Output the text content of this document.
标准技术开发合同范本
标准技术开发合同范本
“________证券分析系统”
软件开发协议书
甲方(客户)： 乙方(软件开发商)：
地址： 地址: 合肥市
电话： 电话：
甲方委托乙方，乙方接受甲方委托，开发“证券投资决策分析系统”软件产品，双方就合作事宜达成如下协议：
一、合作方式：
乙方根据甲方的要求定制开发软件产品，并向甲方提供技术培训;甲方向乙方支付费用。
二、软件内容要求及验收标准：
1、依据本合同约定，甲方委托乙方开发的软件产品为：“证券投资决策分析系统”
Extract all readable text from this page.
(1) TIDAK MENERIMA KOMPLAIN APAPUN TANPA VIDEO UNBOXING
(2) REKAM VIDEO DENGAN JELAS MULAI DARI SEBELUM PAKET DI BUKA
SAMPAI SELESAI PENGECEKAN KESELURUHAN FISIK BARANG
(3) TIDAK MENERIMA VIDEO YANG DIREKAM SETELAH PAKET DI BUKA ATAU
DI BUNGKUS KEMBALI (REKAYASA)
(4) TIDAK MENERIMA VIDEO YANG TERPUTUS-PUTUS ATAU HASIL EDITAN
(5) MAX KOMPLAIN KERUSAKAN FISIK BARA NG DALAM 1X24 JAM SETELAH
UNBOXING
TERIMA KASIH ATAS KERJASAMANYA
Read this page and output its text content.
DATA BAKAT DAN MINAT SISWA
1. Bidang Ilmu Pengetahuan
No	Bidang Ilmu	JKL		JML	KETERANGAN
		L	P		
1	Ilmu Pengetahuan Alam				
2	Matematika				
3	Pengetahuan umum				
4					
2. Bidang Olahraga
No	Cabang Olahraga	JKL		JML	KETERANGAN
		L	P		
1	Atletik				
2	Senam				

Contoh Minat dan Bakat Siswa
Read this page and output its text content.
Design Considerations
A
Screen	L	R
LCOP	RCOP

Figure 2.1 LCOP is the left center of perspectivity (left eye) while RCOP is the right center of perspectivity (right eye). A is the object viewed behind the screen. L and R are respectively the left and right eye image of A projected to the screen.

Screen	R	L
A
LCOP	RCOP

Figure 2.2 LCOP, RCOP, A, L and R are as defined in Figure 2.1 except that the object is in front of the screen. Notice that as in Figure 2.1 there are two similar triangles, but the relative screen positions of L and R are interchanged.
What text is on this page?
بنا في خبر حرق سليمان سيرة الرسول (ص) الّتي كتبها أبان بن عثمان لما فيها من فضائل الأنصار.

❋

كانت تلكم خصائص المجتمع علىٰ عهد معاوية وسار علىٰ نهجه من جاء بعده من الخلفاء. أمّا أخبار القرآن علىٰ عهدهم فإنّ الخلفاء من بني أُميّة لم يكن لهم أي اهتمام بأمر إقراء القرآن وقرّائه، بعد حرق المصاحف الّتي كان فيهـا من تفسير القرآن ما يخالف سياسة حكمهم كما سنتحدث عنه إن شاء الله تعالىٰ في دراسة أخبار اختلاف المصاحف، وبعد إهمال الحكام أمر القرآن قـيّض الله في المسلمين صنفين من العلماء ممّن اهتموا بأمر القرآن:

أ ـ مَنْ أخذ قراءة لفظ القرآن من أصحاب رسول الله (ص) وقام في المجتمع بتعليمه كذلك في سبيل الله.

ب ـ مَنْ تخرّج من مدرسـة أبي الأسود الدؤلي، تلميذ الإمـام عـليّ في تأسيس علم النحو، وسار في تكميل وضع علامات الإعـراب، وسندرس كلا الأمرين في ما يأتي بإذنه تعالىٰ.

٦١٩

----

## GIVEN INSTRUCTION
From the records above, extract every entry exactly as given.

## RESPONSE TO THE TASK
Output the text content of this document.
标准技术开发合同范本
标准技术开发合同范本
“________证券分析系统”
软件开发协议书
甲方(客户)： 乙方(软件开发商)：
地址： 地址: 合肥市
电话： 电话：
甲方委托乙方，乙方接受甲方委托，开发“证券投资决策分析系统”软件产品，双方就合作事宜达成如下协议：
一、合作方式：
乙方根据甲方的要求定制开发软件产品，并向甲方提供技术培训;甲方向乙方支付费用。
二、软件内容要求及验收标准：
1、依据本合同约定，甲方委托乙方开发的软件产品为：“证券投资决策分析系统”
Extract all readable text from this page.
(1) TIDAK MENERIMA KOMPLAIN APAPUN TANPA VIDEO UNBOXING
(2) REKAM VIDEO DENGAN JELAS MULAI DARI SEBELUM PAKET DI BUKA
SAMPAI SELESAI PENGECEKAN KESELURUHAN FISIK BARANG
(3) TIDAK MENERIMA VIDEO YANG DIREKAM SETELAH PAKET DI BUKA ATAU
DI BUNGKUS KEMBALI (REKAYASA)
(4) TIDAK MENERIMA VIDEO YANG TERPUTUS-PUTUS ATAU HASIL EDITAN
(5) MAX KOMPLAIN KERUSAKAN FISIK BARA NG DALAM 1X24 JAM SETELAH
UNBOXING
TERIMA KASIH ATAS KERJASAMANYA
Read this page and output its text content.
DATA BAKAT DAN MINAT SISWA
1. Bidang Ilmu Pengetahuan
No	Bidang Ilmu	JKL		JML	KETERANGAN
		L	P		
1	Ilmu Pengetahuan Alam				
2	Matematika				
3	Pengetahuan umum				
4					
2. Bidang Olahraga
No	Cabang Olahraga	JKL		JML	KETERANGAN
		L	P		
1	Atletik				
2	Senam				

Contoh Minat dan Bakat Siswa
Read this page and output its text content.
Design Considerations
A
Screen	L	R
LCOP	RCOP

Figure 2.1 LCOP is the left center of perspectivity (left eye) while RCOP is the right center of perspectivity (right eye). A is the object viewed behind the screen. L and R are respectively the left and right eye image of A projected to the screen.

Screen	R	L
A
LCOP	RCOP

Figure 2.2 LCOP, RCOP, A, L and R are as defined in Figure 2.1 except that the object is in front of the screen. Notice that as in Figure 2.1 there are two similar triangles, but the relative screen positions of L and R are interchanged.
What text is on this page?
بنا في خبر حرق سليمان سيرة الرسول (ص) الّتي كتبها أبان بن عثمان لما فيها من فضائل الأنصار.

❋

كانت تلكم خصائص المجتمع علىٰ عهد معاوية وسار علىٰ نهجه من جاء بعده من الخلفاء. أمّا أخبار القرآن علىٰ عهدهم فإنّ الخلفاء من بني أُميّة لم يكن لهم أي اهتمام بأمر إقراء القرآن وقرّائه، بعد حرق المصاحف الّتي كان فيهـا من تفسير القرآن ما يخالف سياسة حكمهم كما سنتحدث عنه إن شاء الله تعالىٰ في دراسة أخبار اختلاف المصاحف، وبعد إهمال الحكام أمر القرآن قـيّض الله في المسلمين صنفين من العلماء ممّن اهتموا بأمر القرآن:

أ ـ مَنْ أخذ قراءة لفظ القرآن من أصحاب رسول الله (ص) وقام في المجتمع بتعليمه كذلك في سبيل الله.

ب ـ مَنْ تخرّج من مدرسـة أبي الأسود الدؤلي، تلميذ الإمـام عـليّ في تأسيس علم النحو، وسار في تكميل وضع علامات الإعـراب، وسندرس كلا الأمرين في ما يأتي بإذنه تعالىٰ.

٦١٩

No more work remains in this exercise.